* [DIRECTION]:
Filter this data down to the lines that hold "솔로댄스는", and copy them.
* START SUPPLIED RECORDS *
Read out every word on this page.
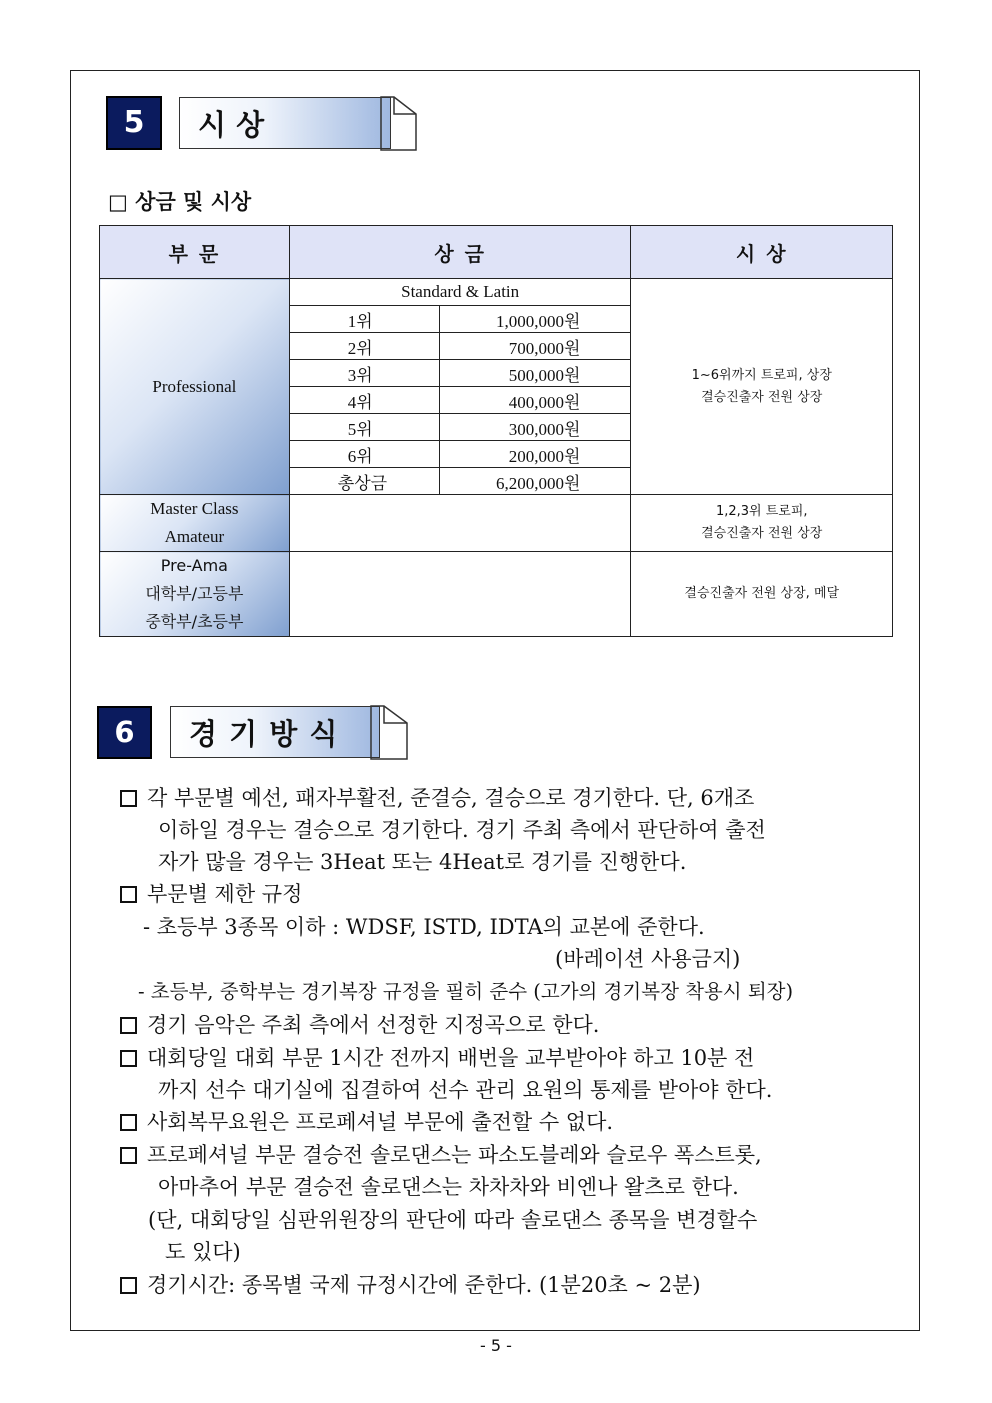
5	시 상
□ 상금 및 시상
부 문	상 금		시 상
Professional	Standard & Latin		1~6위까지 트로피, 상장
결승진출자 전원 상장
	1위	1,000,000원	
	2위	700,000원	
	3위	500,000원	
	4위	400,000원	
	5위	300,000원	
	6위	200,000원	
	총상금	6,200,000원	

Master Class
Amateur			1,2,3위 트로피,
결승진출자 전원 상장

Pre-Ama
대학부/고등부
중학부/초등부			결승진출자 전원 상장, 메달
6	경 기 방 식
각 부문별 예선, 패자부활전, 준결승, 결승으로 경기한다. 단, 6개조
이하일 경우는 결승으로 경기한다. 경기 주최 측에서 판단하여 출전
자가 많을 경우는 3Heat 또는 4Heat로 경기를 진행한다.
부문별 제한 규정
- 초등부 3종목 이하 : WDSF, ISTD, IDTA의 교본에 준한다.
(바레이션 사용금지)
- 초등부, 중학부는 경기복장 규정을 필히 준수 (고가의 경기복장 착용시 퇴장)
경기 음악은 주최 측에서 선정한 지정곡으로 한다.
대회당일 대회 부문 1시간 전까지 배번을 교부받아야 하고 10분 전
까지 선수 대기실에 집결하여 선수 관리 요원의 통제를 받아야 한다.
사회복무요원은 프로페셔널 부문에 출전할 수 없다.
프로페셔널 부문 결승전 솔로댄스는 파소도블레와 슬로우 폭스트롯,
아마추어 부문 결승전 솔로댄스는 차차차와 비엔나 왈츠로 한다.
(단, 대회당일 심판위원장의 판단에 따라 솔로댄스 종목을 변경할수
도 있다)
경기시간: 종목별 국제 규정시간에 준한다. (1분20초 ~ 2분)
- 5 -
* END SUPPLIED RECORDS *
* START SUPPLIED RECORDS *
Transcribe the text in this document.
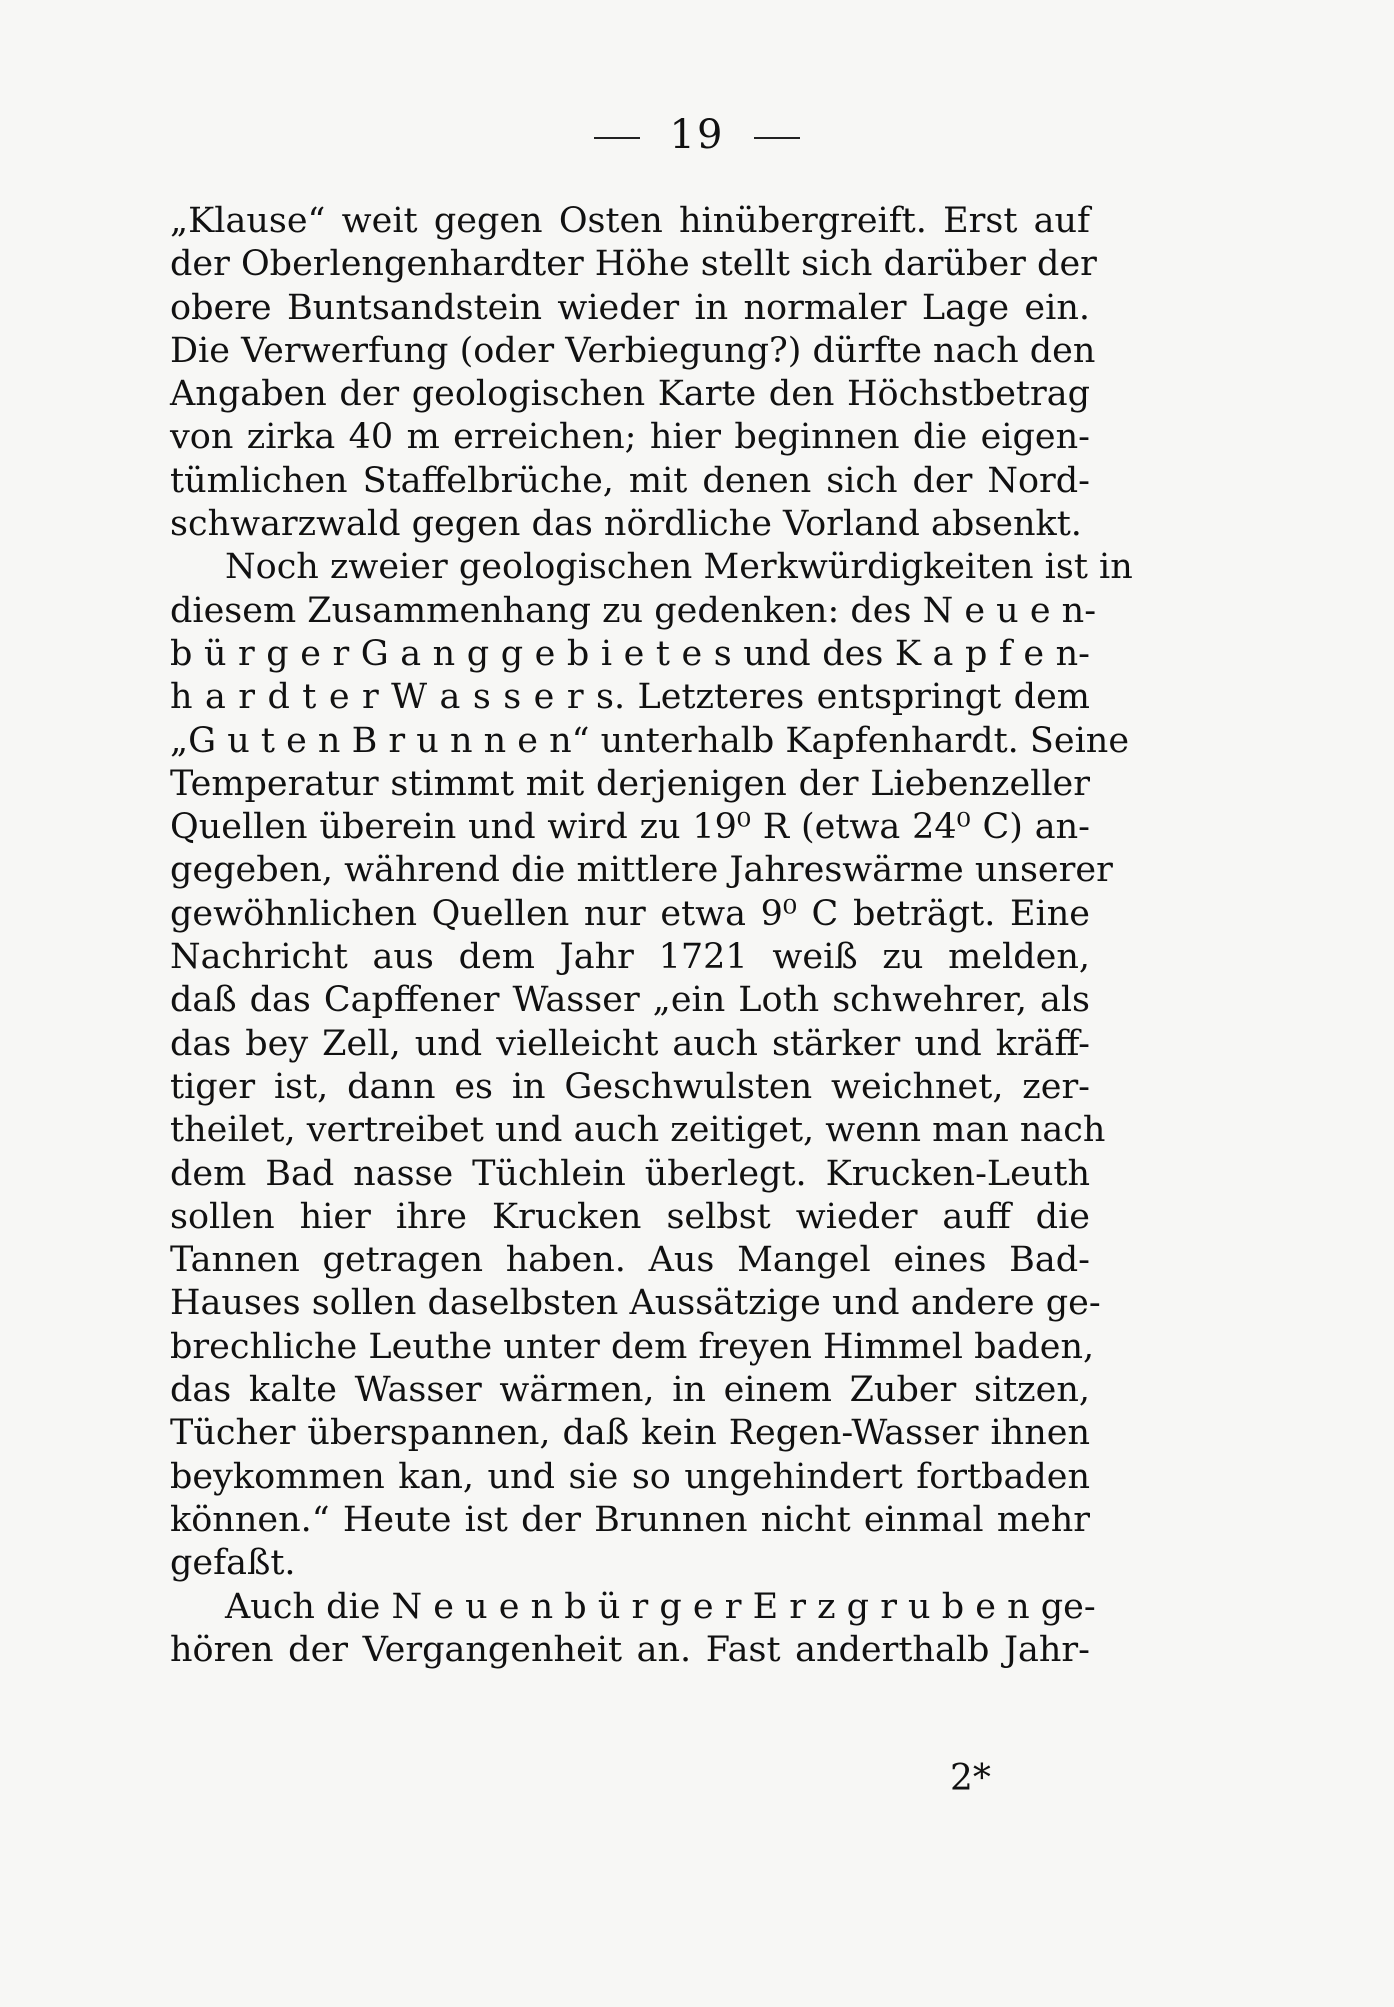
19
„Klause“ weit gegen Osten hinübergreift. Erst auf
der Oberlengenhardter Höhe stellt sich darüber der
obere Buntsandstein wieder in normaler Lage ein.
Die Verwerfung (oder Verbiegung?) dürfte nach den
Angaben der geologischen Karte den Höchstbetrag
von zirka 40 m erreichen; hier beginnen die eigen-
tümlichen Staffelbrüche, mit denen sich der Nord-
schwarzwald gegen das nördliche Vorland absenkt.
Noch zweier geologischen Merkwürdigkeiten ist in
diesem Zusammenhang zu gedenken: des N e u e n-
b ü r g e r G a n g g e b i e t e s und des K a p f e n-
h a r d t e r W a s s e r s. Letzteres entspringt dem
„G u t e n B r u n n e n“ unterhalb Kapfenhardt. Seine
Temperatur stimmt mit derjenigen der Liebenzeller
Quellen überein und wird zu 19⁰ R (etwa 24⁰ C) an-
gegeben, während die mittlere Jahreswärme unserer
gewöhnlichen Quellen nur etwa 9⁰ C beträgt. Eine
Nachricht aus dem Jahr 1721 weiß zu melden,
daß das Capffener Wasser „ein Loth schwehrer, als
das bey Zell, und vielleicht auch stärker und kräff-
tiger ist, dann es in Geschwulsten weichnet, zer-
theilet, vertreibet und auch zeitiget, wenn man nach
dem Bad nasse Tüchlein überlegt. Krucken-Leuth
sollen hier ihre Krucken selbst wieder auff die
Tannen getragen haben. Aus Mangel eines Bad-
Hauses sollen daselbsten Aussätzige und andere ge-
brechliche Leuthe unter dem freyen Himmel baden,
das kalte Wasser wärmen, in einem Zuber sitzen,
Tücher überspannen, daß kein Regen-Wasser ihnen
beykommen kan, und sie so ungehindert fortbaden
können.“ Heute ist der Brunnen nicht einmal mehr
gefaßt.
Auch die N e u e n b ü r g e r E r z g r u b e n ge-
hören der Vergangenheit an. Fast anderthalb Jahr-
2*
* END SUPPLIED RECORDS *
* [RESULT]:
프로페셔널 부문 결승전 솔로댄스는 파소도블레와 슬로우 폭스트롯,
아마추어 부문 결승전 솔로댄스는 차차차와 비엔나 왈츠로 한다.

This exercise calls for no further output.